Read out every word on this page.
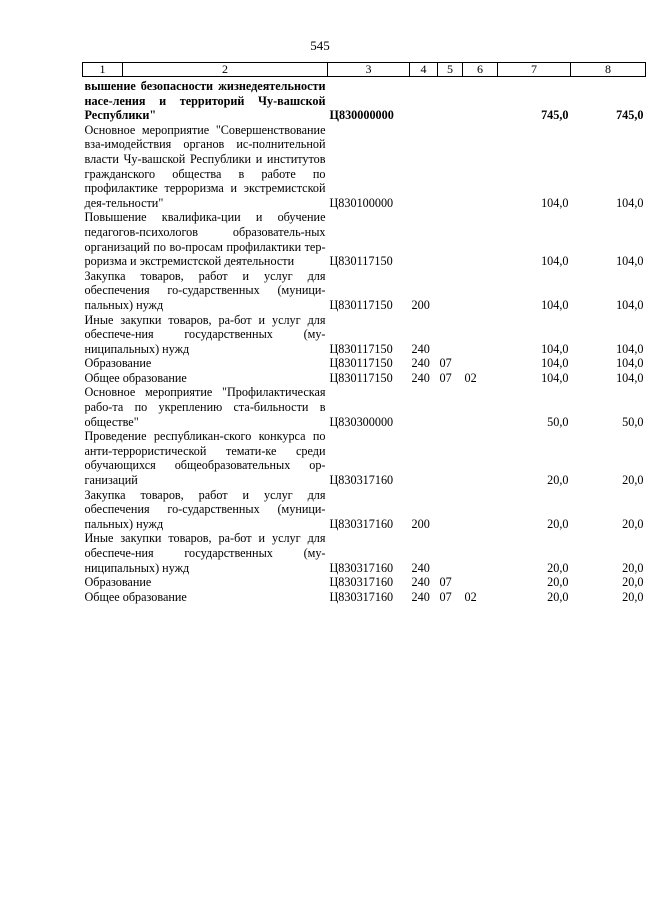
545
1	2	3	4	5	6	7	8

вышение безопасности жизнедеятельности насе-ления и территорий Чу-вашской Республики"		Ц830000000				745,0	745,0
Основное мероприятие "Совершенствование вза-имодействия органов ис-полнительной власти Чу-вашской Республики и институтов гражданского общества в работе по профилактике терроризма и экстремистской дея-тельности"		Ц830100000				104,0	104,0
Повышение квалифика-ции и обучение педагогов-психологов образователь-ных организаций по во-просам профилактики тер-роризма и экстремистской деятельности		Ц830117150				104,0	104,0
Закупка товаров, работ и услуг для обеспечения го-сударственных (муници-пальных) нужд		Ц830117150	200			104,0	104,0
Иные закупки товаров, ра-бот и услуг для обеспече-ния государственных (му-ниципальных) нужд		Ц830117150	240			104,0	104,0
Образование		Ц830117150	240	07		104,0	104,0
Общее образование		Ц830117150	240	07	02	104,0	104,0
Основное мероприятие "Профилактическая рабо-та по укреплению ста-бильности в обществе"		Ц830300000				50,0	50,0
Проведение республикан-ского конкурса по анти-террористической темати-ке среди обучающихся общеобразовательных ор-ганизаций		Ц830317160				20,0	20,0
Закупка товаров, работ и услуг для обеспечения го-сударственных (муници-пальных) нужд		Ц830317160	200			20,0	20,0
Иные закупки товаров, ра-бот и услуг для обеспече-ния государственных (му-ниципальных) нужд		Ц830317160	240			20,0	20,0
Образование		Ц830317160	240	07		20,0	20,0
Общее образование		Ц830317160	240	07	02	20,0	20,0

_GIVEN PROBLEM_: In the copy, include no pictures; restate the listing above exactly.

_ANSWER_:
Read out every word on this page.
545
1	2	3	4	5	6	7	8

вышение безопасности жизнедеятельности насе-ления и территорий Чу-вашской Республики"		Ц830000000				745,0	745,0
Основное мероприятие "Совершенствование вза-имодействия органов ис-полнительной власти Чу-вашской Республики и институтов гражданского общества в работе по профилактике терроризма и экстремистской дея-тельности"		Ц830100000				104,0	104,0
Повышение квалифика-ции и обучение педагогов-психологов образователь-ных организаций по во-просам профилактики тер-роризма и экстремистской деятельности		Ц830117150				104,0	104,0
Закупка товаров, работ и услуг для обеспечения го-сударственных (муници-пальных) нужд		Ц830117150	200			104,0	104,0
Иные закупки товаров, ра-бот и услуг для обеспече-ния государственных (му-ниципальных) нужд		Ц830117150	240			104,0	104,0
Образование		Ц830117150	240	07		104,0	104,0
Общее образование		Ц830117150	240	07	02	104,0	104,0
Основное мероприятие "Профилактическая рабо-та по укреплению ста-бильности в обществе"		Ц830300000				50,0	50,0
Проведение республикан-ского конкурса по анти-террористической темати-ке среди обучающихся общеобразовательных ор-ганизаций		Ц830317160				20,0	20,0
Закупка товаров, работ и услуг для обеспечения го-сударственных (муници-пальных) нужд		Ц830317160	200			20,0	20,0
Иные закупки товаров, ра-бот и услуг для обеспече-ния государственных (му-ниципальных) нужд		Ц830317160	240			20,0	20,0
Образование		Ц830317160	240	07		20,0	20,0
Общее образование		Ц830317160	240	07	02	20,0	20,0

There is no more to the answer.